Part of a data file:
start

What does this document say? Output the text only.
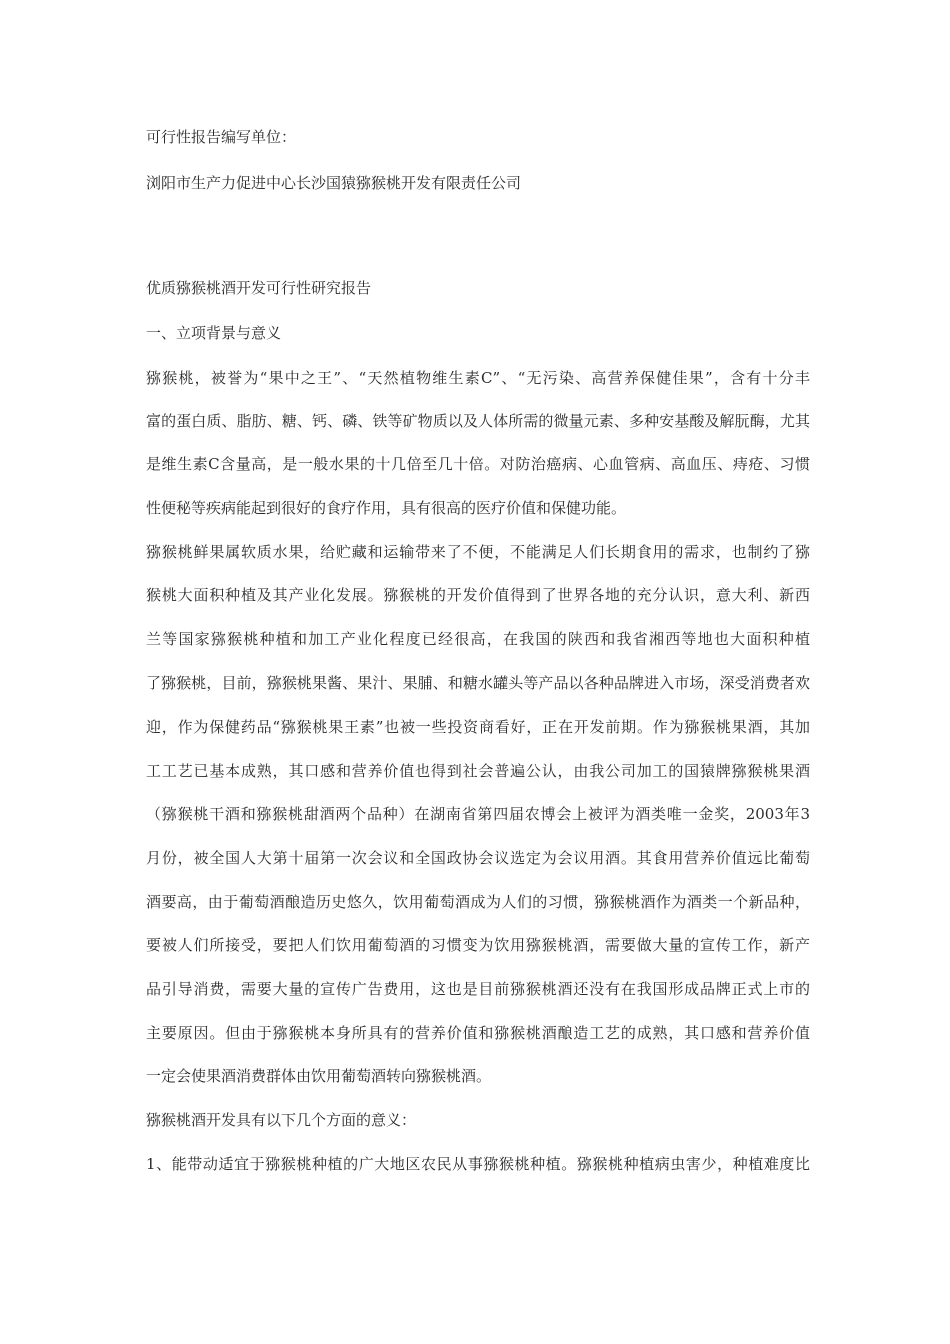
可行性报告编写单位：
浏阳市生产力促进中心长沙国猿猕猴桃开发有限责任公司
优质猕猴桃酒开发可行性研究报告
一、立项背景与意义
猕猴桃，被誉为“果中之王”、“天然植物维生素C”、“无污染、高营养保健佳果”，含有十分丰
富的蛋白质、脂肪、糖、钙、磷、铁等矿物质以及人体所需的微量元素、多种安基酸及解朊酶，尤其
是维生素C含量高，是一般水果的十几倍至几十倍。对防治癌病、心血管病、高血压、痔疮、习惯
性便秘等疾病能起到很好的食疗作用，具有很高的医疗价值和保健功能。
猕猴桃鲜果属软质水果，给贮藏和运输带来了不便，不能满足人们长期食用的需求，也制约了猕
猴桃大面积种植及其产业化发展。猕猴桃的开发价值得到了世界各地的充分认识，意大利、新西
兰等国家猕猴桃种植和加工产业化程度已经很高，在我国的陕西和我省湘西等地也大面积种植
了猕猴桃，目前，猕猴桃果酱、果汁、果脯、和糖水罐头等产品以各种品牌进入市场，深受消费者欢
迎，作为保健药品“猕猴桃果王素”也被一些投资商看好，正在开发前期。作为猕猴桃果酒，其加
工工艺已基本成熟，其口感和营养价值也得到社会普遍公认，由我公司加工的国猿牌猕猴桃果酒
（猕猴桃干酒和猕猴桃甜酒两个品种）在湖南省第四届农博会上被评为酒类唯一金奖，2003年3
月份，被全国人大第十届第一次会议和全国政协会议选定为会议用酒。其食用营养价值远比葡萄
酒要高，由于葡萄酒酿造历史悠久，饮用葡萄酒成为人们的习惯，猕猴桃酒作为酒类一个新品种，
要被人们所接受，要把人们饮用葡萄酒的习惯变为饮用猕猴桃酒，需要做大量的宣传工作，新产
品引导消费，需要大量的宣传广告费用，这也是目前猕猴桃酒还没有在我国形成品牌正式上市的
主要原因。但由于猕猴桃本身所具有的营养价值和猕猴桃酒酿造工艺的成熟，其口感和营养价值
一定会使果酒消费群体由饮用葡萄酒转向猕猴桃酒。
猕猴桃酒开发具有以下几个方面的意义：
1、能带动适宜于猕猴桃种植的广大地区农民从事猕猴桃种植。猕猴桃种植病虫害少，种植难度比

end
start

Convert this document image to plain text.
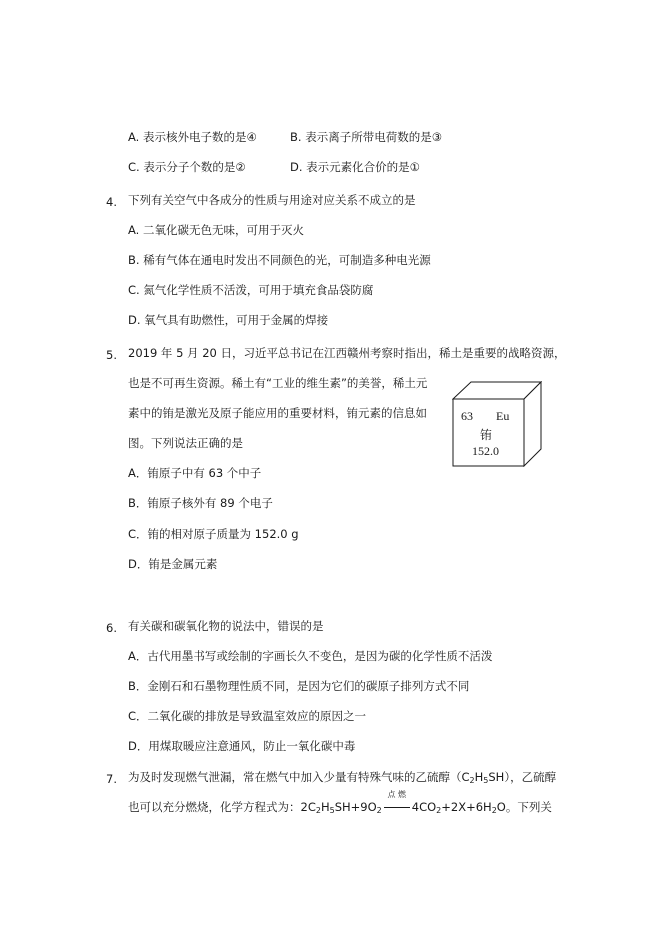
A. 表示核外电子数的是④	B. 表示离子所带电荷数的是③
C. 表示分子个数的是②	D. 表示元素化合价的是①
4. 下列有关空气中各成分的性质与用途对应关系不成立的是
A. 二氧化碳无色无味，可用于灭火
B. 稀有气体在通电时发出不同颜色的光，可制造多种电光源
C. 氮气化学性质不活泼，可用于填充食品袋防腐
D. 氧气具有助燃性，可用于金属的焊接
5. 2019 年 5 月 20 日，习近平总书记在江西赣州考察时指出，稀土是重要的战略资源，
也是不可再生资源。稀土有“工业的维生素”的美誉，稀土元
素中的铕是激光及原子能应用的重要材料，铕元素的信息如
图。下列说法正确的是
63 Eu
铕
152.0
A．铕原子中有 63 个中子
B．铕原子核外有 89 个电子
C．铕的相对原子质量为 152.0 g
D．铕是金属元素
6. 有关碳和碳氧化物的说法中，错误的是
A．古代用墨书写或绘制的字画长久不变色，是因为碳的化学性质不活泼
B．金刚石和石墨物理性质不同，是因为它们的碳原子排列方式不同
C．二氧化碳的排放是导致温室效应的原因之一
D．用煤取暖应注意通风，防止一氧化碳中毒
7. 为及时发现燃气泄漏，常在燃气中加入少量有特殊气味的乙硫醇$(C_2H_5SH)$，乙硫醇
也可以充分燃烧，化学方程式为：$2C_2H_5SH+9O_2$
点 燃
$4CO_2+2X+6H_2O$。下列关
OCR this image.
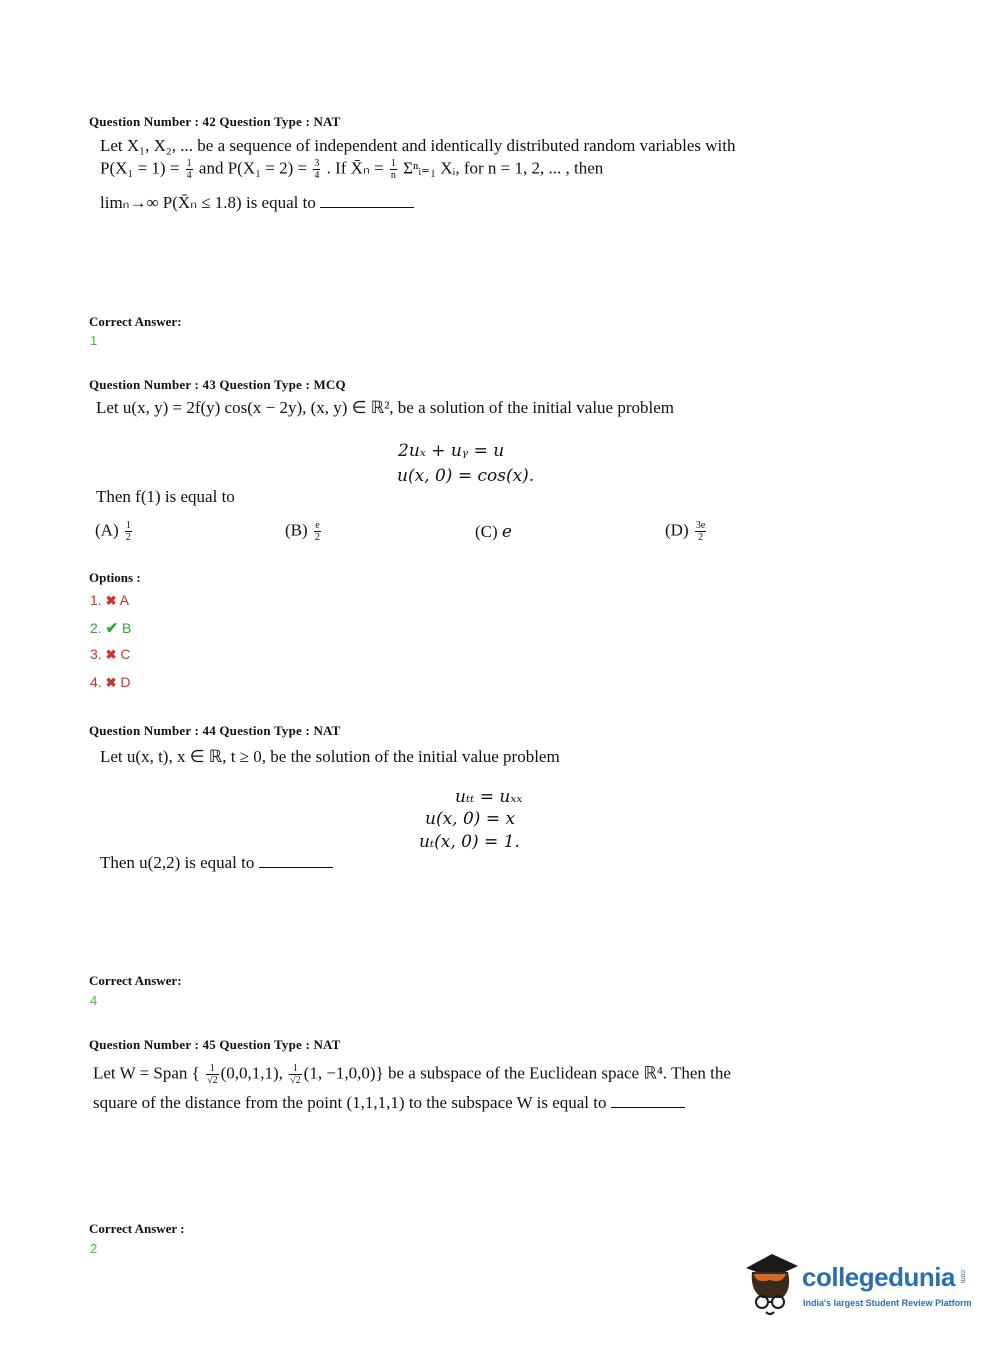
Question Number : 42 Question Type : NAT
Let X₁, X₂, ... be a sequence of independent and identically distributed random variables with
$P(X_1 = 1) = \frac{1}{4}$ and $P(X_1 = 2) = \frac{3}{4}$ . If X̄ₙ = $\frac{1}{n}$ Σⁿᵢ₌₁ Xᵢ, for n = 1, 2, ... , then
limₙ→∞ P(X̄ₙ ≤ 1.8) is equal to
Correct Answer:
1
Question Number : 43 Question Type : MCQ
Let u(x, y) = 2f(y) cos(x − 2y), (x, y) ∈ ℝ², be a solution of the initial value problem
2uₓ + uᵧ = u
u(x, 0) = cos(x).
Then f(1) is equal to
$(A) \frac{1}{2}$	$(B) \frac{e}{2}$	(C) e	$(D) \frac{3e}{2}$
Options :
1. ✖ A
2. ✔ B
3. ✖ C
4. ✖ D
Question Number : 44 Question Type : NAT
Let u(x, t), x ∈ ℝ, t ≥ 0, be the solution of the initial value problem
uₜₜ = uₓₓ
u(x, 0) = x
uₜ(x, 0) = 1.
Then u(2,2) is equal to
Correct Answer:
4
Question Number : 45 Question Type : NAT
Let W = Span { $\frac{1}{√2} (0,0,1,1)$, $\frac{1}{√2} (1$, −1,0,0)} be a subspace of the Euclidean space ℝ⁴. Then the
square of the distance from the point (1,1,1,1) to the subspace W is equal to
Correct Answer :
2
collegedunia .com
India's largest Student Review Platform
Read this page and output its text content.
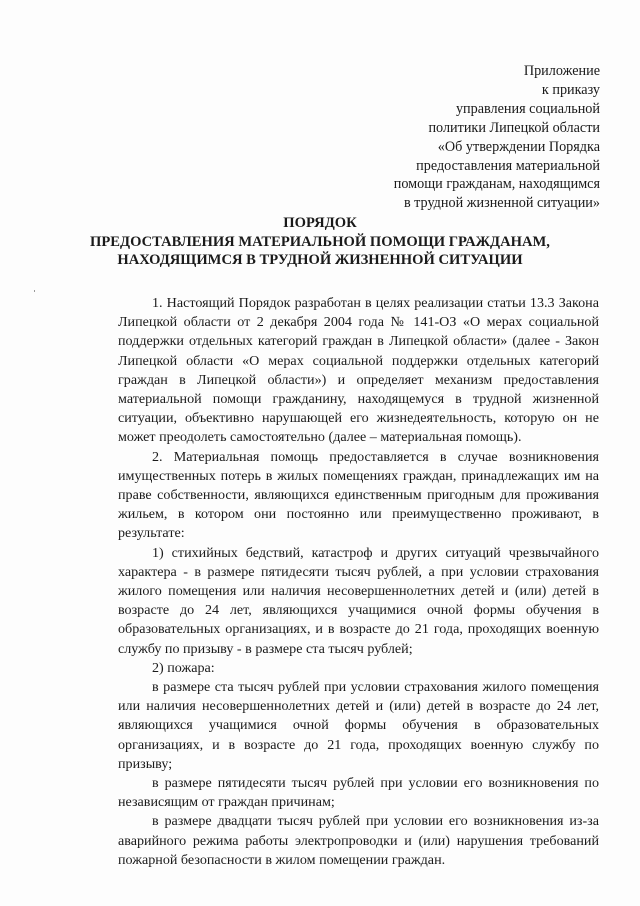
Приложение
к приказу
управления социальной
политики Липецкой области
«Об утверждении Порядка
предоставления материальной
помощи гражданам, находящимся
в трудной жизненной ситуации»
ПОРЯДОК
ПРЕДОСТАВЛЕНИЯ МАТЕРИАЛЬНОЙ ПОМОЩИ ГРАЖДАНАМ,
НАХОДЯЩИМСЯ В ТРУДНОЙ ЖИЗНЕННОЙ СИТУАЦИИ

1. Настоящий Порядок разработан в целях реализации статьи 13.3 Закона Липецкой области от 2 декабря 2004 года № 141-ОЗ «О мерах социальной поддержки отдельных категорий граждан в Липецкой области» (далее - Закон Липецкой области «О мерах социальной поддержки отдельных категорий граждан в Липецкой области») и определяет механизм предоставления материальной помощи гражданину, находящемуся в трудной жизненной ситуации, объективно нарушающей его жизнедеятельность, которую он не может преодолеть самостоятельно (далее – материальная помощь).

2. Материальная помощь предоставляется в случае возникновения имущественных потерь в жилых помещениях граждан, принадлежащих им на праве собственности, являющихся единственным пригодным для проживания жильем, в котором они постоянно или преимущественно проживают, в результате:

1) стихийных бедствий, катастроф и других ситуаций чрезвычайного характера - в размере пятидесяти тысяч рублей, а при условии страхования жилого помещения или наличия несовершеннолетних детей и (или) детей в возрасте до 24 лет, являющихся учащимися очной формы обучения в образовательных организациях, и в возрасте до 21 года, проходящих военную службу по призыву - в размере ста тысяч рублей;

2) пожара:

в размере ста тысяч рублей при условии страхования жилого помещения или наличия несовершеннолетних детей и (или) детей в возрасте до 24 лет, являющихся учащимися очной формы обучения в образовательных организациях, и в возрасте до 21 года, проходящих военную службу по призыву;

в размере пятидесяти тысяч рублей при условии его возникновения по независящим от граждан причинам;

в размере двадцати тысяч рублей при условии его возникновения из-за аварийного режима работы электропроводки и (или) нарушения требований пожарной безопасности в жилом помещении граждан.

end

In the records above, how many lines include the string "problem"? Answer with only the number.

- **Result of the task**
2